→ Aim of the exercise: For every line in the records that has the word "Elliott", make a copy.

⟨

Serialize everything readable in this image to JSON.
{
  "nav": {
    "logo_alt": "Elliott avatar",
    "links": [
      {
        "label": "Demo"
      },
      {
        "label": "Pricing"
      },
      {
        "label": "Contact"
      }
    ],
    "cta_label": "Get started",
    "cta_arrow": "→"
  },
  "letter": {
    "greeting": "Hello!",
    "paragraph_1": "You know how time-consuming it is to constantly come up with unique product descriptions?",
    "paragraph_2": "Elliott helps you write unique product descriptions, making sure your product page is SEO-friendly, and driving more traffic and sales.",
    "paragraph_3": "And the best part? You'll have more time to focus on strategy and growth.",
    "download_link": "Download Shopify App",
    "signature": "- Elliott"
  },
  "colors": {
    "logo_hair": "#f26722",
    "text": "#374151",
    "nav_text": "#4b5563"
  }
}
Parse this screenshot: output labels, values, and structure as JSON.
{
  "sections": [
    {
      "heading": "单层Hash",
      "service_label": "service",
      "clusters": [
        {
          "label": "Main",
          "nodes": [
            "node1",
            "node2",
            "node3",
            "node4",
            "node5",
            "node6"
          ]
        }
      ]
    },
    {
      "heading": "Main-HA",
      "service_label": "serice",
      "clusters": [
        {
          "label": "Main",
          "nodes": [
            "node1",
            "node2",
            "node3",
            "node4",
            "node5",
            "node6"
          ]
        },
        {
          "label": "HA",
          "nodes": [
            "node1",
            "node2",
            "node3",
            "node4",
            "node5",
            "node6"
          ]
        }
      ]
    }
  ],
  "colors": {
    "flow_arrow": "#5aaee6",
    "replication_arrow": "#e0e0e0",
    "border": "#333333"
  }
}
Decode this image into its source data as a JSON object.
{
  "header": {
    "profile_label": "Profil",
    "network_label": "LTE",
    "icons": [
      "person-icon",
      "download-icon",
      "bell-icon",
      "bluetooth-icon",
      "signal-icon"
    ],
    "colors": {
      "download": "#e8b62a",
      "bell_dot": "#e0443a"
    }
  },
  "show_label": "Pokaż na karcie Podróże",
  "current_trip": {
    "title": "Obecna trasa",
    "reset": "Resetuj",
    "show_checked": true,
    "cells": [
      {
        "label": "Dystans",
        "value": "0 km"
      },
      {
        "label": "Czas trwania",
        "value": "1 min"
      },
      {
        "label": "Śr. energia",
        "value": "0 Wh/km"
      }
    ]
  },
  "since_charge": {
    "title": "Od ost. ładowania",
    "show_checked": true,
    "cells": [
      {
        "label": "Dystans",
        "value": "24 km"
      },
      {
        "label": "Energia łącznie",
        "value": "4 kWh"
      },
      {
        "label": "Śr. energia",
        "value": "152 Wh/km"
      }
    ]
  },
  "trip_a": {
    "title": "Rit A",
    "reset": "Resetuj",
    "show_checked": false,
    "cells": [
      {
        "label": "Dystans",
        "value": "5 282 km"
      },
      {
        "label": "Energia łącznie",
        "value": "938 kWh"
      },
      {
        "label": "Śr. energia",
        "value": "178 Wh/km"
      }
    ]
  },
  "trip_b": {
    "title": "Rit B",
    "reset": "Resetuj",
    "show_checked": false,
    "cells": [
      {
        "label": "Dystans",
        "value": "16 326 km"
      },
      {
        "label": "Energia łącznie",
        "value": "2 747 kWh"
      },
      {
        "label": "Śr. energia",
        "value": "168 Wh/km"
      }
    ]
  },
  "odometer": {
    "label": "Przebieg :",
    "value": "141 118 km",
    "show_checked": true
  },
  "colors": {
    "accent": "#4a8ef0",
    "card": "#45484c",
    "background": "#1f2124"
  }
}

⟩

→ Written response:
    "logo_alt": "Elliott avatar",
    "paragraph_2": "Elliott helps you write unique product descriptions, making sure your product page is SEO-friendly, and driving more traffic and sales.",
    "signature": "- Elliott"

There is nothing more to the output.